What is needed: Below are some records; give them all again exactly, but not the pictures.

Record extracts:
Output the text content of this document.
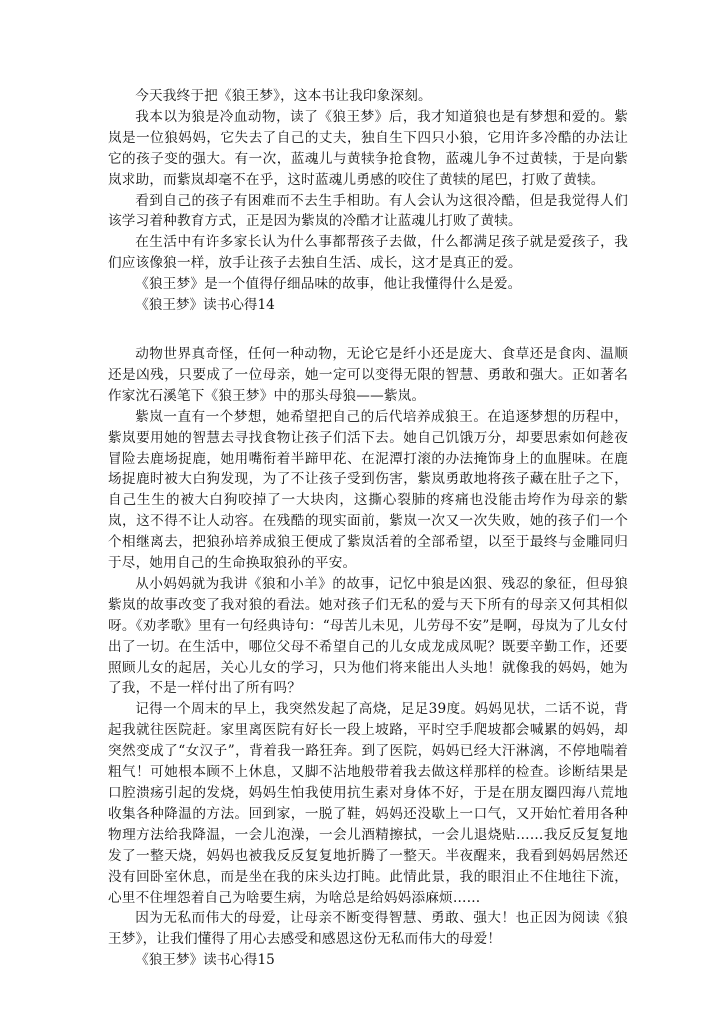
今天我终于把《狼王梦》，这本书让我印象深刻。

我本以为狼是冷血动物，读了《狼王梦》后，我才知道狼也是有梦想和爱的。紫岚是一位狼妈妈，它失去了自己的丈夫，独自生下四只小狼，它用许多冷酷的办法让它的孩子变的强大。有一次，蓝魂儿与黄犊争抢食物，蓝魂儿争不过黄犊，于是向紫岚求助，而紫岚却毫不在乎，这时蓝魂儿勇感的咬住了黄犊的尾巴，打败了黄犊。

看到自己的孩子有困难而不去生手相助。有人会认为这很冷酷，但是我觉得人们该学习着种教育方式，正是因为紫岚的冷酷才让蓝魂儿打败了黄犊。

在生活中有许多家长认为什么事都帮孩子去做，什么都满足孩子就是爱孩子，我们应该像狼一样，放手让孩子去独自生活、成长，这才是真正的爱。

《狼王梦》是一个值得仔细品味的故事，他让我懂得什么是爱。

《狼王梦》读书心得14

动物世界真奇怪，任何一种动物，无论它是纤小还是庞大、食草还是食肉、温顺还是凶残，只要成了一位母亲，她一定可以变得无限的智慧、勇敢和强大。正如著名作家沈石溪笔下《狼王梦》中的那头母狼——紫岚。

紫岚一直有一个梦想，她希望把自己的后代培养成狼王。在追逐梦想的历程中，紫岚要用她的智慧去寻找食物让孩子们活下去。她自己饥饿万分，却要思索如何趁夜冒险去鹿场捉鹿，她用嘴衔着半蹄甲花、在泥潭打滚的办法掩饰身上的血腥味。在鹿场捉鹿时被大白狗发现，为了不让孩子受到伤害，紫岚勇敢地将孩子藏在肚子之下，自己生生的被大白狗咬掉了一大块肉，这撕心裂肺的疼痛也没能击垮作为母亲的紫岚，这不得不让人动容。在残酷的现实面前，紫岚一次又一次失败，她的孩子们一个个相继离去，把狼孙培养成狼王便成了紫岚活着的全部希望，以至于最终与金雕同归于尽，她用自己的生命换取狼孙的平安。

从小妈妈就为我讲《狼和小羊》的故事，记忆中狼是凶狠、残忍的象征，但母狼紫岚的故事改变了我对狼的看法。她对孩子们无私的爱与天下所有的母亲又何其相似呀。《劝孝歌》里有一句经典诗句：“母苦儿未见，儿劳母不安”是啊，母岚为了儿女付出了一切。在生活中，哪位父母不希望自己的儿女成龙成凤呢？既要辛勤工作，还要照顾儿女的起居，关心儿女的学习，只为他们将来能出人头地！就像我的妈妈，她为了我，不是一样付出了所有吗？

记得一个周末的早上，我突然发起了高烧，足足39度。妈妈见状，二话不说，背起我就往医院赶。家里离医院有好长一段上坡路，平时空手爬坡都会喊累的妈妈，却突然变成了“女汉子”，背着我一路狂奔。到了医院，妈妈已经大汗淋漓，不停地喘着粗气！可她根本顾不上休息，又脚不沾地般带着我去做这样那样的检查。诊断结果是口腔溃疡引起的发烧，妈妈生怕我使用抗生素对身体不好，于是在朋友圈四海八荒地收集各种降温的方法。回到家，一脱了鞋，妈妈还没歇上一口气，又开始忙着用各种物理方法给我降温，一会儿泡澡，一会儿酒精擦拭，一会儿退烧贴……我反反复复地发了一整天烧，妈妈也被我反反复复地折腾了一整天。半夜醒来，我看到妈妈居然还没有回卧室休息，而是坐在我的床头边打盹。此情此景，我的眼泪止不住地往下流，心里不住埋怨着自己为啥要生病，为啥总是给妈妈添麻烦……

因为无私而伟大的母爱，让母亲不断变得智慧、勇敢、强大！也正因为阅读《狼王梦》，让我们懂得了用心去感受和感恩这份无私而伟大的母爱！

《狼王梦》读书心得15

Problem solution:
Output the text content of this document.
今天我终于把《狼王梦》，这本书让我印象深刻。

我本以为狼是冷血动物，读了《狼王梦》后，我才知道狼也是有梦想和爱的。紫岚是一位狼妈妈，它失去了自己的丈夫，独自生下四只小狼，它用许多冷酷的办法让它的孩子变的强大。有一次，蓝魂儿与黄犊争抢食物，蓝魂儿争不过黄犊，于是向紫岚求助，而紫岚却毫不在乎，这时蓝魂儿勇感的咬住了黄犊的尾巴，打败了黄犊。

看到自己的孩子有困难而不去生手相助。有人会认为这很冷酷，但是我觉得人们该学习着种教育方式，正是因为紫岚的冷酷才让蓝魂儿打败了黄犊。

在生活中有许多家长认为什么事都帮孩子去做，什么都满足孩子就是爱孩子，我们应该像狼一样，放手让孩子去独自生活、成长，这才是真正的爱。

《狼王梦》是一个值得仔细品味的故事，他让我懂得什么是爱。

《狼王梦》读书心得14

动物世界真奇怪，任何一种动物，无论它是纤小还是庞大、食草还是食肉、温顺还是凶残，只要成了一位母亲，她一定可以变得无限的智慧、勇敢和强大。正如著名作家沈石溪笔下《狼王梦》中的那头母狼——紫岚。

紫岚一直有一个梦想，她希望把自己的后代培养成狼王。在追逐梦想的历程中，紫岚要用她的智慧去寻找食物让孩子们活下去。她自己饥饿万分，却要思索如何趁夜冒险去鹿场捉鹿，她用嘴衔着半蹄甲花、在泥潭打滚的办法掩饰身上的血腥味。在鹿场捉鹿时被大白狗发现，为了不让孩子受到伤害，紫岚勇敢地将孩子藏在肚子之下，自己生生的被大白狗咬掉了一大块肉，这撕心裂肺的疼痛也没能击垮作为母亲的紫岚，这不得不让人动容。在残酷的现实面前，紫岚一次又一次失败，她的孩子们一个个相继离去，把狼孙培养成狼王便成了紫岚活着的全部希望，以至于最终与金雕同归于尽，她用自己的生命换取狼孙的平安。

从小妈妈就为我讲《狼和小羊》的故事，记忆中狼是凶狠、残忍的象征，但母狼紫岚的故事改变了我对狼的看法。她对孩子们无私的爱与天下所有的母亲又何其相似呀。《劝孝歌》里有一句经典诗句：“母苦儿未见，儿劳母不安”是啊，母岚为了儿女付出了一切。在生活中，哪位父母不希望自己的儿女成龙成凤呢？既要辛勤工作，还要照顾儿女的起居，关心儿女的学习，只为他们将来能出人头地！就像我的妈妈，她为了我，不是一样付出了所有吗？

记得一个周末的早上，我突然发起了高烧，足足39度。妈妈见状，二话不说，背起我就往医院赶。家里离医院有好长一段上坡路，平时空手爬坡都会喊累的妈妈，却突然变成了“女汉子”，背着我一路狂奔。到了医院，妈妈已经大汗淋漓，不停地喘着粗气！可她根本顾不上休息，又脚不沾地般带着我去做这样那样的检查。诊断结果是口腔溃疡引起的发烧，妈妈生怕我使用抗生素对身体不好，于是在朋友圈四海八荒地收集各种降温的方法。回到家，一脱了鞋，妈妈还没歇上一口气，又开始忙着用各种物理方法给我降温，一会儿泡澡，一会儿酒精擦拭，一会儿退烧贴……我反反复复地发了一整天烧，妈妈也被我反反复复地折腾了一整天。半夜醒来，我看到妈妈居然还没有回卧室休息，而是坐在我的床头边打盹。此情此景，我的眼泪止不住地往下流，心里不住埋怨着自己为啥要生病，为啥总是给妈妈添麻烦……

因为无私而伟大的母爱，让母亲不断变得智慧、勇敢、强大！也正因为阅读《狼王梦》，让我们懂得了用心去感受和感恩这份无私而伟大的母爱！

《狼王梦》读书心得15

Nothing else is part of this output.